Task statement: Present the following data again exactly as it is shown.
»»
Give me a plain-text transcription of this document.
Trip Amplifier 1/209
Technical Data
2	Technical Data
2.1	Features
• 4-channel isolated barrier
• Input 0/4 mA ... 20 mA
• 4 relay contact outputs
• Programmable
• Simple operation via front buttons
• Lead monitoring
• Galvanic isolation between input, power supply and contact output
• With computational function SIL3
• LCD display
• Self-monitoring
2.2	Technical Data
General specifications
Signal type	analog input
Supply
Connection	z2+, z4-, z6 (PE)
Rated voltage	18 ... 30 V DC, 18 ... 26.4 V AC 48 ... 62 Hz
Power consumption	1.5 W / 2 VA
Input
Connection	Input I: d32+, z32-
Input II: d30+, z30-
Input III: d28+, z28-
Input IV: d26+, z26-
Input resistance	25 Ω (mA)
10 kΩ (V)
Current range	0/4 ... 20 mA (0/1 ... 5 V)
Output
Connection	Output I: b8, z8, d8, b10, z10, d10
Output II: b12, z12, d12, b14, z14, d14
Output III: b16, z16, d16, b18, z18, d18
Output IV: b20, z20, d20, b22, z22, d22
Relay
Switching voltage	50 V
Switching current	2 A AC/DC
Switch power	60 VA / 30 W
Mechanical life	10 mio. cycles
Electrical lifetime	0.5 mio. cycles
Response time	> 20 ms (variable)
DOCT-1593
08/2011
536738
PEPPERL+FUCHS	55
««
Task output:
Give me a plain-text transcription of this document.
Trip Amplifier 1/209
Technical Data
2	Technical Data
2.1	Features
• 4-channel isolated barrier
• Input 0/4 mA ... 20 mA
• 4 relay contact outputs
• Programmable
• Simple operation via front buttons
• Lead monitoring
• Galvanic isolation between input, power supply and contact output
• With computational function SIL3
• LCD display
• Self-monitoring
2.2	Technical Data
General specifications
Signal type	analog input
Supply
Connection	z2+, z4-, z6 (PE)
Rated voltage	18 ... 30 V DC, 18 ... 26.4 V AC 48 ... 62 Hz
Power consumption	1.5 W / 2 VA
Input
Connection	Input I: d32+, z32-
Input II: d30+, z30-
Input III: d28+, z28-
Input IV: d26+, z26-
Input resistance	25 Ω (mA)
10 kΩ (V)
Current range	0/4 ... 20 mA (0/1 ... 5 V)
Output
Connection	Output I: b8, z8, d8, b10, z10, d10
Output II: b12, z12, d12, b14, z14, d14
Output III: b16, z16, d16, b18, z18, d18
Output IV: b20, z20, d20, b22, z22, d22
Relay
Switching voltage	50 V
Switching current	2 A AC/DC
Switch power	60 VA / 30 W
Mechanical life	10 mio. cycles
Electrical lifetime	0.5 mio. cycles
Response time	> 20 ms (variable)
DOCT-1593
08/2011
536738
PEPPERL+FUCHS	55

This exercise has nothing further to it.